GIVEN PROBLEM:
Pull out every line in the rows below that contains the string `ticks`, matching case exactly.

────

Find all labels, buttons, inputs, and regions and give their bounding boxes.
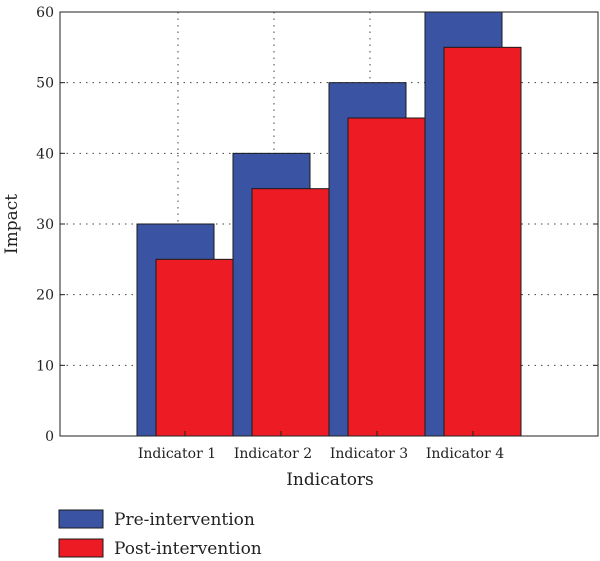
legend-swatch <box>58 538 104 558</box>
bar-post-intervention <box>347 117 426 437</box>
x-tick-label: Indicator 2 <box>234 446 312 462</box>
y-tick-label: 40 <box>36 146 54 162</box>
y-tick-label: 20 <box>36 288 54 304</box>
x-tick-label: Indicator 3 <box>330 446 408 462</box>
legend-swatch <box>58 509 104 529</box>
y-tick-label: 0 <box>45 429 54 445</box>
legend: Pre-intervention Post-intervention <box>58 509 262 559</box>
legend-label: Post-intervention <box>114 539 262 559</box>
x-tick-label: Indicator 1 <box>138 446 216 462</box>
y-tick-label: 50 <box>36 76 54 92</box>
y-tick-label: 60 <box>36 5 54 21</box>
bar-post-intervention <box>251 188 330 437</box>
legend-label: Pre-intervention <box>114 510 255 530</box>
y-tick-label: 30 <box>36 217 54 233</box>
y-axis-ticks: 0 10 20 30 40 50 60 <box>36 5 598 445</box>
bar-post-intervention <box>443 46 522 437</box>
y-tick-label: 10 <box>36 358 54 374</box>
bar-post-intervention <box>155 258 234 437</box>
x-axis-title: Indicators <box>286 470 374 490</box>
x-tick-label: Indicator 4 <box>426 446 504 462</box>
x-axis-ticks: Indicator 1 Indicator 2 Indicator 3 Indicat… <box>138 431 504 462</box>
y-axis-title: Impact <box>2 194 22 254</box>
bars <box>136 11 522 437</box>
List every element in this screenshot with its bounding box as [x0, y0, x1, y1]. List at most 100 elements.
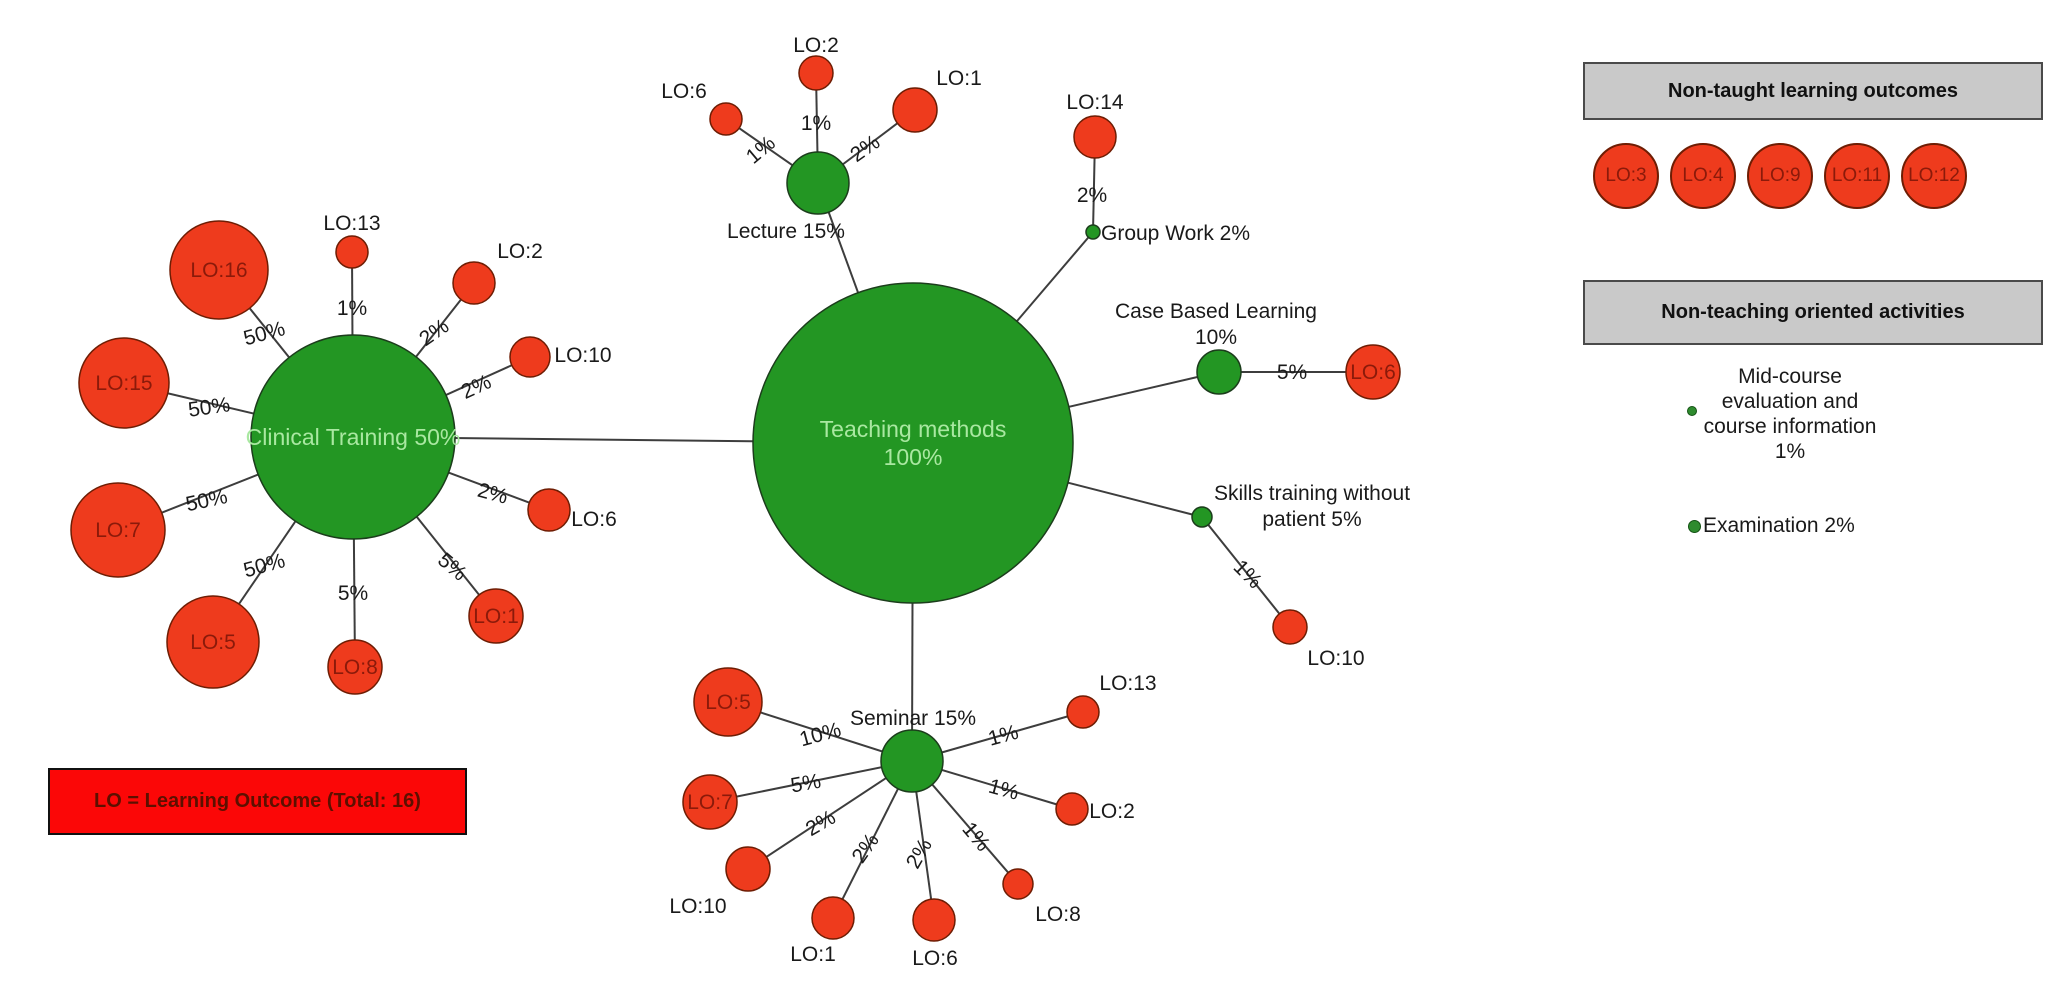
method-node-clinical — [250, 334, 456, 540]
edge-label-clinical-c7: 50% — [184, 485, 230, 516]
non-taught-lo-label: LO:9 — [1759, 165, 1801, 186]
outcome-node-l2 — [798, 55, 834, 91]
non-taught-lo-label: LO:12 — [1908, 165, 1960, 186]
outcome-node-c2 — [452, 261, 496, 305]
non-taught-lo-label: LO:3 — [1605, 165, 1647, 186]
label-m2: LO:2 — [1089, 800, 1135, 823]
label-m13: LO:13 — [1099, 672, 1156, 695]
label-lecture: Lecture 15% — [727, 220, 845, 243]
outcome-node-c6 — [527, 488, 571, 532]
label-m6: LO:6 — [912, 947, 958, 970]
non-taught-lo-circle: LO:3 — [1593, 143, 1659, 209]
edge-label-clinical-c2: 2% — [415, 315, 453, 351]
non-taught-lo-circle: LO:9 — [1747, 143, 1813, 209]
edge-label-lecture-l2: 1% — [801, 112, 831, 135]
outcome-node-m5 — [693, 667, 763, 737]
label-m1: LO:1 — [790, 943, 836, 966]
method-node-skills — [1191, 506, 1213, 528]
outcome-node-c8 — [327, 639, 383, 695]
label-m7: LO:7 — [687, 791, 733, 814]
method-node-cbl — [1196, 349, 1242, 395]
lo-legend-box: LO = Learning Outcome (Total: 16) — [48, 768, 467, 835]
edge-label-groupwork-g14: 2% — [1077, 184, 1107, 207]
edge-label-seminar-m2: 1% — [986, 775, 1021, 805]
method-node-seminar — [880, 729, 944, 793]
non-taught-panel-title: Non-taught learning outcomes — [1668, 79, 1958, 102]
non-taught-lo-label: LO:4 — [1682, 165, 1724, 186]
edge-label-seminar-m13: 1% — [986, 721, 1021, 751]
outcome-node-c10 — [509, 336, 551, 378]
label-c16: LO:16 — [190, 259, 247, 282]
examination-item: Examination 2% — [1688, 514, 1855, 538]
outcome-node-g14 — [1073, 115, 1117, 159]
label-g14: LO:14 — [1066, 91, 1124, 114]
label-c1: LO:1 — [473, 605, 519, 628]
edge-label-clinical-c15: 50% — [187, 393, 232, 422]
label-cbl: 10% — [1195, 326, 1237, 349]
method-node-teaching — [752, 282, 1074, 604]
outcome-node-s10 — [1272, 609, 1308, 645]
outcome-node-m1 — [811, 896, 855, 940]
edge-seminar-m10 — [747, 760, 913, 870]
label-clinical: Clinical Training 50% — [246, 424, 461, 450]
edge-label-seminar-m7: 5% — [789, 770, 823, 798]
label-m8: LO:8 — [1035, 903, 1081, 926]
edge-label-clinical-c6: 2% — [475, 479, 510, 509]
outcome-node-b6 — [1345, 344, 1401, 400]
outcome-node-m2 — [1055, 792, 1089, 826]
label-c6: LO:6 — [571, 508, 617, 531]
label-seminar: Seminar 15% — [850, 707, 976, 730]
outcome-node-c1 — [468, 588, 524, 644]
label-teaching: 100% — [884, 444, 943, 470]
edge-label-seminar-m1: 2% — [848, 829, 884, 867]
non-taught-lo-circle: LO:11 — [1824, 143, 1890, 209]
outcome-node-l1 — [892, 87, 938, 133]
outcome-node-c15 — [78, 337, 170, 429]
non-teaching-panel-header: Non-teaching oriented activities — [1583, 280, 2043, 345]
outcome-node-m13 — [1066, 695, 1100, 729]
label-l2: LO:2 — [793, 34, 839, 57]
non-taught-lo-label: LO:11 — [1831, 165, 1883, 186]
non-teaching-panel-title: Non-teaching oriented activities — [1661, 301, 1965, 323]
label-groupwork: Group Work 2% — [1101, 222, 1250, 245]
edge-seminar-m7 — [709, 760, 913, 803]
edge-label-seminar-m10: 2% — [802, 806, 840, 841]
outcome-node-m10 — [725, 846, 771, 892]
label-c10: LO:10 — [554, 344, 611, 367]
lo-legend-label: LO = Learning Outcome (Total: 16) — [94, 790, 421, 812]
midcourse-label: Mid-course evaluation and course informa… — [1703, 365, 1877, 463]
outcome-node-l6 — [709, 102, 743, 136]
outcome-node-c5 — [166, 595, 260, 689]
outcome-node-m7 — [682, 774, 738, 830]
edge-label-cbl-b6: 5% — [1277, 361, 1307, 384]
outcome-node-m6 — [912, 898, 956, 942]
non-taught-lo-circle: LO:12 — [1901, 143, 1967, 209]
non-taught-lo-circle: LO:4 — [1670, 143, 1736, 209]
method-node-lecture — [786, 151, 850, 215]
edge-label-clinical-c1: 5% — [433, 548, 471, 585]
edge-label-clinical-c13: 1% — [337, 297, 367, 320]
method-node-groupwork — [1085, 224, 1101, 240]
edge-label-skills-s10: 1% — [1229, 556, 1267, 594]
label-c8: LO:8 — [332, 656, 378, 679]
edge-label-lecture-l1: 2% — [846, 131, 884, 167]
label-m10: LO:10 — [669, 895, 726, 918]
label-teaching: Teaching methods — [820, 416, 1007, 442]
non-taught-panel-header: Non-taught learning outcomes — [1583, 62, 2043, 120]
edge-label-seminar-m6: 2% — [902, 835, 937, 873]
non-taught-circles-row: LO:3 LO:4 LO:9 LO:11 LO:12 — [1593, 143, 1967, 209]
label-c15: LO:15 — [95, 372, 152, 395]
label-b6: LO:6 — [1350, 361, 1396, 384]
examination-label: Examination 2% — [1703, 514, 1855, 537]
label-c7: LO:7 — [95, 519, 141, 542]
label-cbl: Case Based Learning — [1115, 300, 1317, 323]
outcome-node-m8 — [1002, 868, 1034, 900]
label-skills: Skills training without — [1214, 482, 1410, 505]
examination-green-dot-icon — [1688, 519, 1701, 533]
edge-label-lecture-l6: 1% — [742, 131, 780, 168]
midcourse-green-dot-icon — [1687, 406, 1697, 416]
nodes-layer — [70, 55, 1401, 942]
edge-label-clinical-c8: 5% — [338, 582, 368, 605]
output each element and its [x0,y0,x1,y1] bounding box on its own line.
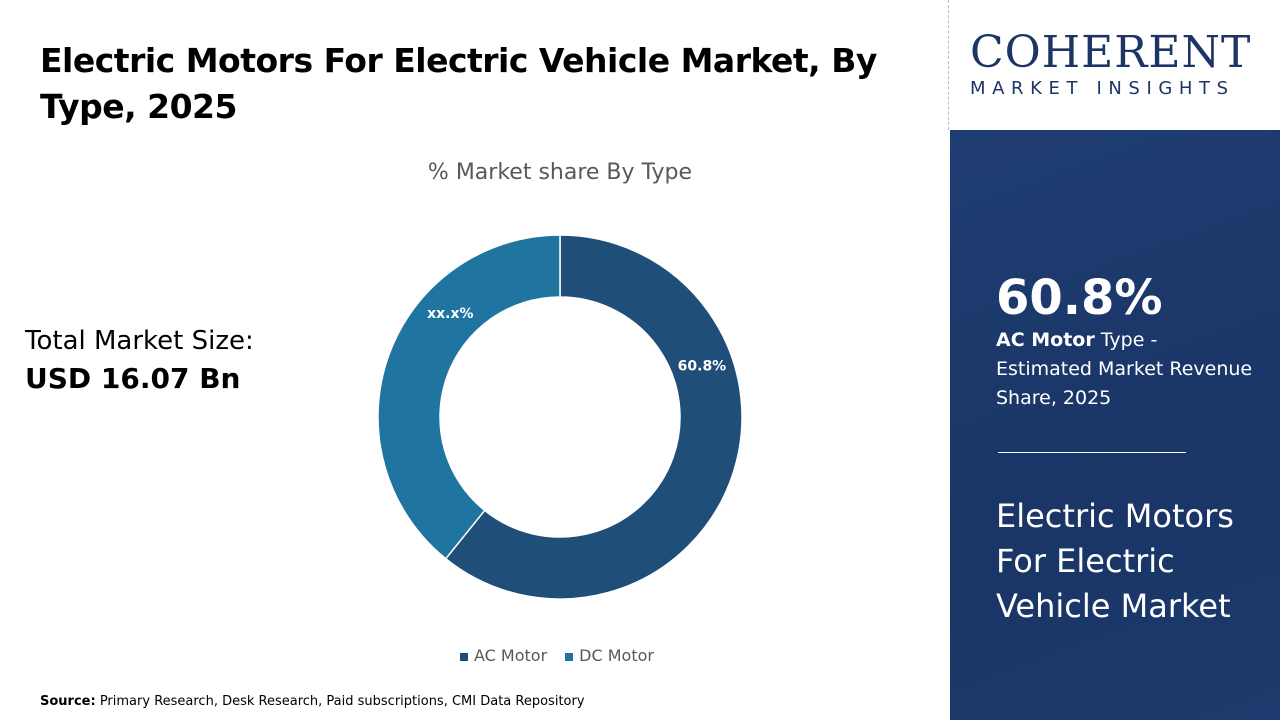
source: Source: Primary Research, Desk Research,… [40,694,585,709]
legend-label: AC Motor [474,646,548,665]
logo-sub: MARKET INSIGHTS [970,78,1235,99]
legend-swatch [565,652,574,661]
data-label: 60.8% [678,358,727,374]
highlight-description: AC Motor Type - Estimated Market Revenue… [996,326,1256,413]
legend-item: DC Motor [565,646,654,665]
highlight-value: 60.8% [996,270,1163,326]
panel-divider [998,452,1186,453]
slice-ac-motor [444,234,743,600]
total-market-value: USD 16.07 Bn [25,362,241,395]
legend-item: AC Motor [460,646,547,665]
logo-main: COHERENT [970,27,1252,78]
legend-swatch [460,652,468,661]
page-title: Electric Motors For Electric Vehicle Mar… [40,41,877,126]
slice-dc-motor [377,234,561,560]
market-name: Electric Motors For Electric Vehicle Mar… [996,497,1234,625]
divider [948,0,949,130]
data-label: xx.x% [427,306,473,322]
logo: COHERENT MARKET INSIGHTS [950,0,1280,130]
highlight-panel: 60.8% AC Motor Type - Estimated Market R… [950,130,1280,720]
legend-label: DC Motor [579,646,654,665]
source-label: Source: [40,694,96,709]
source-text: Primary Research, Desk Research, Paid su… [95,694,585,709]
total-market-label: Total Market Size: [25,326,254,356]
highlight-segment: AC Motor [996,329,1095,351]
legend: AC Motor DC Motor [460,646,654,665]
chart-title: % Market share By Type [427,160,693,185]
highlight-text: Type - Estimated Market Revenue Share, 2… [996,329,1253,409]
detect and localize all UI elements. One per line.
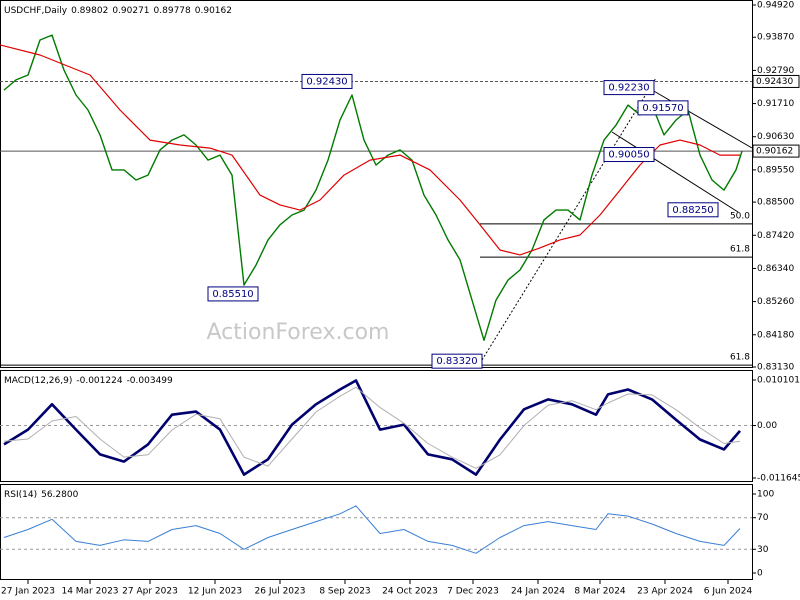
- y-tick-label: 0.87420: [757, 231, 794, 241]
- y-tick-label: 0.010101: [757, 376, 800, 386]
- trend-line: [481, 77, 657, 361]
- x-tick-label: 24 Jan 2024: [511, 587, 565, 597]
- x-tick-label: 23 Apr 2024: [637, 587, 693, 597]
- rsi-panel: [0, 484, 753, 580]
- y-tick-label: 0.94920: [757, 1, 794, 11]
- pivot-box: [667, 202, 719, 218]
- series-line: [3, 505, 741, 554]
- x-tick-label: 8 Sep 2023: [319, 587, 370, 597]
- y-tick-label: 0: [757, 569, 763, 579]
- readout-value: -0.003499: [127, 376, 173, 386]
- x-tick-label: 12 Jun 2023: [188, 587, 242, 597]
- x-tick-label: 6 Jun 2024: [704, 587, 753, 597]
- readout-value: 0.89802: [71, 6, 108, 16]
- y-tick-label: 0.84180: [757, 330, 794, 340]
- x-tick-label: 27 Jan 2023: [1, 587, 55, 597]
- pivot-label: 0.83320: [436, 356, 477, 367]
- panel-title: MACD(12,26,9): [4, 376, 72, 386]
- readout-value: -0.001224: [76, 376, 122, 386]
- pivot-box: [637, 100, 689, 116]
- pivot-label: 0.90050: [608, 150, 649, 161]
- y-tick-label: 0.88500: [757, 198, 794, 208]
- price-tag: [752, 144, 800, 158]
- y-tick-label: 0.83130: [757, 363, 794, 373]
- y-tick-label: 70: [757, 513, 769, 523]
- pivot-box: [603, 147, 655, 163]
- channel-lower: [611, 131, 739, 213]
- pivot-label: 0.91570: [642, 103, 683, 114]
- pivot-label: 0.88250: [672, 205, 713, 216]
- pivot-label: 0.92430: [306, 76, 347, 87]
- readout-value: 0.90271: [112, 6, 149, 16]
- series-line: [3, 386, 741, 469]
- panel-title: USDCHF,Daily: [4, 6, 68, 16]
- y-tick-label: 0.90630: [757, 132, 794, 142]
- price-tag-label: 0.92430: [756, 77, 793, 87]
- panel-header: USDCHF,Daily 0.89802 0.90271 0.89778 0.90162: [4, 6, 232, 16]
- y-tick-label: 0.92790: [757, 66, 794, 76]
- series-line: [0, 44, 740, 256]
- x-tick-label: 8 Mar 2024: [574, 587, 626, 597]
- y-tick-label: 0.85260: [757, 297, 794, 307]
- x-tick-label: 26 Jul 2023: [255, 587, 306, 597]
- x-tick-label: 24 Oct 2023: [382, 587, 438, 597]
- pivot-label: 0.85510: [212, 289, 253, 300]
- readout-value: 0.90162: [195, 6, 232, 16]
- y-tick-label: 0.00: [757, 421, 777, 431]
- pivot-box: [431, 353, 483, 369]
- fib-label: 50.0: [730, 211, 750, 221]
- panel-title: RSI(14): [4, 490, 37, 500]
- price-tag: [752, 74, 800, 88]
- channel-upper: [651, 89, 753, 149]
- price-panel: [0, 0, 753, 368]
- readout-value: 56.2800: [41, 490, 78, 500]
- panel-header: MACD(12,26,9) -0.001224 -0.003499: [4, 376, 173, 386]
- y-tick-label: 0.86340: [757, 264, 794, 274]
- y-tick-label: 0.93870: [757, 33, 794, 43]
- watermark: ActionForex.com: [207, 320, 390, 345]
- y-tick-label: 30: [757, 545, 769, 555]
- y-tick-label: -0.011645: [757, 474, 800, 484]
- fib-label: 61.8: [730, 353, 750, 363]
- series-line: [3, 34, 743, 341]
- y-tick-label: 100: [757, 490, 774, 500]
- x-tick-label: 7 Dec 2023: [447, 587, 499, 597]
- panel-header: RSI(14) 56.2800: [4, 490, 79, 500]
- readout-value: 0.89778: [154, 6, 191, 16]
- fib-label: 61.8: [730, 245, 750, 255]
- x-tick-label: 27 Apr 2023: [122, 587, 178, 597]
- pivot-label: 0.92230: [608, 83, 649, 94]
- y-tick-label: 0.91710: [757, 99, 794, 109]
- price-tag-label: 0.90162: [756, 147, 793, 157]
- pivot-box: [603, 80, 655, 96]
- pivot-box: [301, 73, 353, 89]
- y-tick-label: 0.89550: [757, 165, 794, 175]
- pivot-box: [207, 286, 259, 302]
- x-tick-label: 14 Mar 2023: [61, 587, 118, 597]
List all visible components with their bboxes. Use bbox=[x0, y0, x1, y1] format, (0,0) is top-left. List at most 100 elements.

────

REPLY TO THE TASK:
y-axis-ticks: 0 10 20 30 40 50 60 <box>36 5 598 445</box>
x-axis-ticks: Indicator 1 Indicator 2 Indicator 3 Indicat… <box>138 431 504 462</box>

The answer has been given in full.